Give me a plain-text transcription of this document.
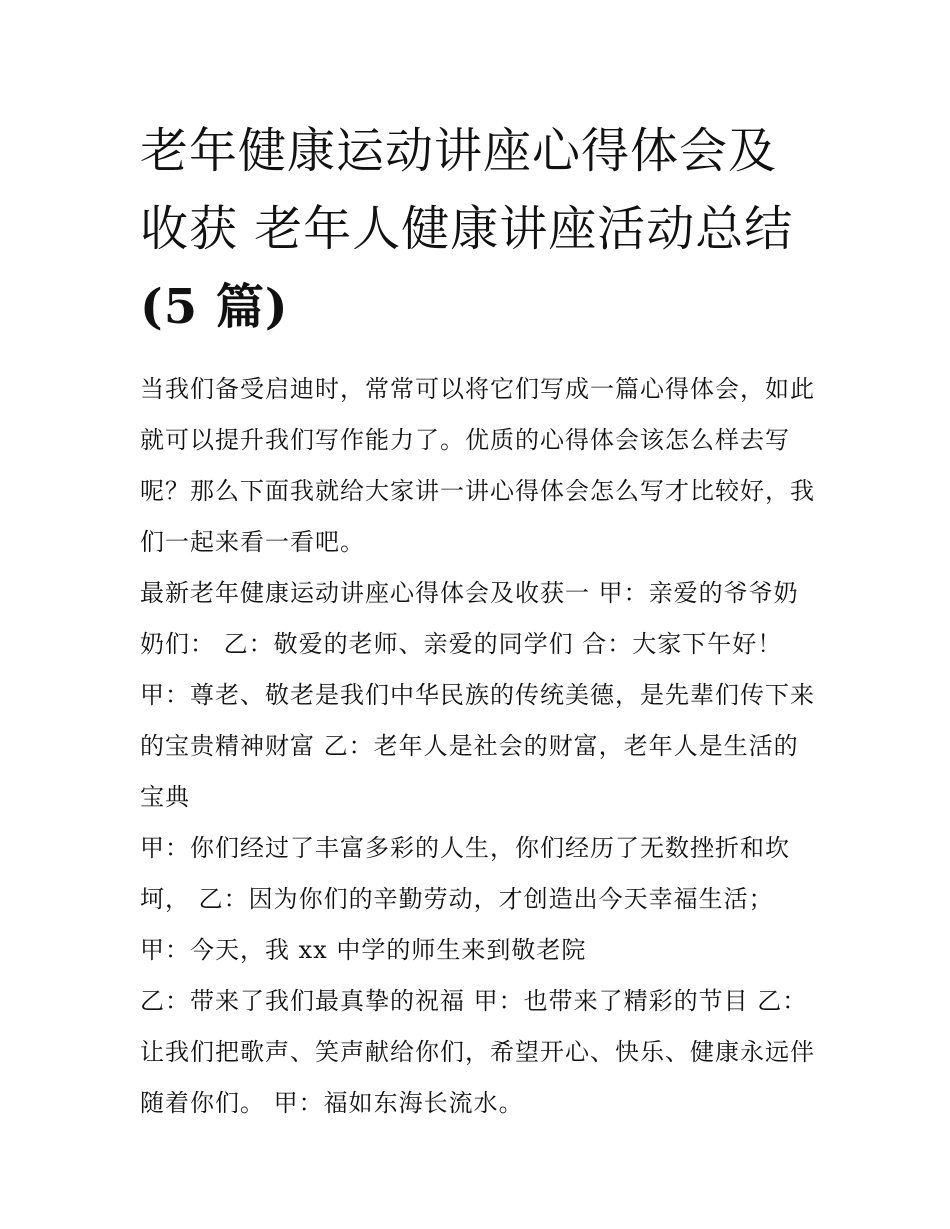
老年健康运动讲座心得体会及
收获 老年人健康讲座活动总结
(5 篇)

当我们备受启迪时，常常可以将它们写成一篇心得体会，如此
就可以提升我们写作能力了。优质的心得体会该怎么样去写
呢？那么下面我就给大家讲一讲心得体会怎么写才比较好，我
们一起来看一看吧。

最新老年健康运动讲座心得体会及收获一 甲：亲爱的爷爷奶
奶们： 乙：敬爱的老师、亲爱的同学们 合：大家下午好！

甲：尊老、敬老是我们中华民族的传统美德，是先辈们传下来
的宝贵精神财富 乙：老年人是社会的财富，老年人是生活的
宝典

甲：你们经过了丰富多彩的人生，你们经历了无数挫折和坎
坷， 乙：因为你们的辛勤劳动，才创造出今天幸福生活；

甲：今天，我 xx 中学的师生来到敬老院

乙：带来了我们最真挚的祝福 甲：也带来了精彩的节目 乙：
让我们把歌声、笑声献给你们，希望开心、快乐、健康永远伴
随着你们。 甲：福如东海长流水。
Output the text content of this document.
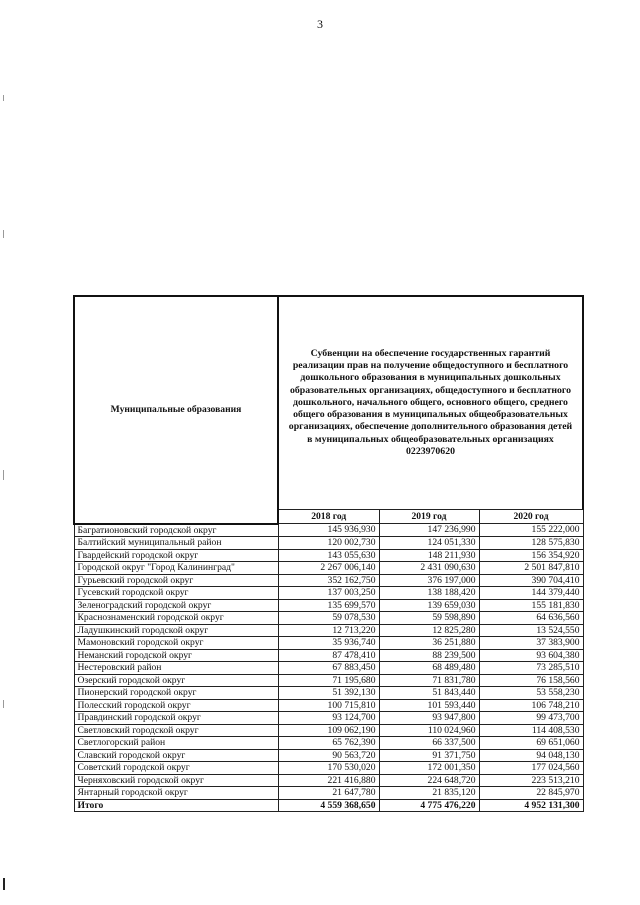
3
Муниципальные образования	Субвенции на обеспечение государственных гарантий реализации прав на получение общедоступного и бесплатного дошкольного образования в муниципальных дошкольных образовательных организациях, общедоступного и бесплатного дошкольного, начального общего, основного общего, среднего общего образования в муниципальных общеобразовательных организациях, обеспечение дополнительного образования детей в муниципальных общеобразовательных организациях 0223970620		
	2018 год	2019 год	2020 год
Багратионовский городской округ	145 936,930	147 236,990	155 222,000
Балтийский муниципальный район	120 002,730	124 051,330	128 575,830
Гвардейский городской округ	143 055,630	148 211,930	156 354,920
Городской округ "Город Калининград"	2 267 006,140	2 431 090,630	2 501 847,810
Гурьевский городской округ	352 162,750	376 197,000	390 704,410
Гусевский городской округ	137 003,250	138 188,420	144 379,440
Зеленоградский городской округ	135 699,570	139 659,030	155 181,830
Краснознаменский городской округ	59 078,530	59 598,890	64 636,560
Ладушкинский городской округ	12 713,220	12 825,280	13 524,550
Мамоновский городской округ	35 936,740	36 251,880	37 383,900
Неманский городской округ	87 478,410	88 239,500	93 604,380
Нестеровский район	67 883,450	68 489,480	73 285,510
Озерский городской округ	71 195,680	71 831,780	76 158,560
Пионерский городской округ	51 392,130	51 843,440	53 558,230
Полесский городской округ	100 715,810	101 593,440	106 748,210
Правдинский городской округ	93 124,700	93 947,800	99 473,700
Светловский городской округ	109 062,190	110 024,960	114 408,530
Светлогорский район	65 762,390	66 337,500	69 651,060
Славский городской округ	90 563,720	91 371,750	94 048,130
Советский городской округ	170 530,020	172 001,350	177 024,560
Черняховский городской округ	221 416,880	224 648,720	223 513,210
Янтарный городской округ	21 647,780	21 835,120	22 845,970
Итого	4 559 368,650	4 775 476,220	4 952 131,300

——————

#### [REQUIRED TASK]
Nothing in the entries should change as you copy them, except that the pictures are left out.

#### [FINAL RESULT]
Give me a plain-text transcription of this document.
老年健康运动讲座心得体会及
收获 老年人健康讲座活动总结
(5 篇)

当我们备受启迪时，常常可以将它们写成一篇心得体会，如此
就可以提升我们写作能力了。优质的心得体会该怎么样去写
呢？那么下面我就给大家讲一讲心得体会怎么写才比较好，我
们一起来看一看吧。

最新老年健康运动讲座心得体会及收获一 甲：亲爱的爷爷奶
奶们： 乙：敬爱的老师、亲爱的同学们 合：大家下午好！

甲：尊老、敬老是我们中华民族的传统美德，是先辈们传下来
的宝贵精神财富 乙：老年人是社会的财富，老年人是生活的
宝典

甲：你们经过了丰富多彩的人生，你们经历了无数挫折和坎
坷， 乙：因为你们的辛勤劳动，才创造出今天幸福生活；

甲：今天，我 xx 中学的师生来到敬老院

乙：带来了我们最真挚的祝福 甲：也带来了精彩的节目 乙：
让我们把歌声、笑声献给你们，希望开心、快乐、健康永远伴
随着你们。 甲：福如东海长流水。
Output the text content of this document.
3
Муниципальные образования	Субвенции на обеспечение государственных гарантий реализации прав на получение общедоступного и бесплатного дошкольного образования в муниципальных дошкольных образовательных организациях, общедоступного и бесплатного дошкольного, начального общего, основного общего, среднего общего образования в муниципальных общеобразовательных организациях, обеспечение дополнительного образования детей в муниципальных общеобразовательных организациях 0223970620		
	2018 год	2019 год	2020 год
Багратионовский городской округ	145 936,930	147 236,990	155 222,000
Балтийский муниципальный район	120 002,730	124 051,330	128 575,830
Гвардейский городской округ	143 055,630	148 211,930	156 354,920
Городской округ "Город Калининград"	2 267 006,140	2 431 090,630	2 501 847,810
Гурьевский городской округ	352 162,750	376 197,000	390 704,410
Гусевский городской округ	137 003,250	138 188,420	144 379,440
Зеленоградский городской округ	135 699,570	139 659,030	155 181,830
Краснознаменский городской округ	59 078,530	59 598,890	64 636,560
Ладушкинский городской округ	12 713,220	12 825,280	13 524,550
Мамоновский городской округ	35 936,740	36 251,880	37 383,900
Неманский городской округ	87 478,410	88 239,500	93 604,380
Нестеровский район	67 883,450	68 489,480	73 285,510
Озерский городской округ	71 195,680	71 831,780	76 158,560
Пионерский городской округ	51 392,130	51 843,440	53 558,230
Полесский городской округ	100 715,810	101 593,440	106 748,210
Правдинский городской округ	93 124,700	93 947,800	99 473,700
Светловский городской округ	109 062,190	110 024,960	114 408,530
Светлогорский район	65 762,390	66 337,500	69 651,060
Славский городской округ	90 563,720	91 371,750	94 048,130
Советский городской округ	170 530,020	172 001,350	177 024,560
Черняховский городской округ	221 416,880	224 648,720	223 513,210
Янтарный городской округ	21 647,780	21 835,120	22 845,970
Итого	4 559 368,650	4 775 476,220	4 952 131,300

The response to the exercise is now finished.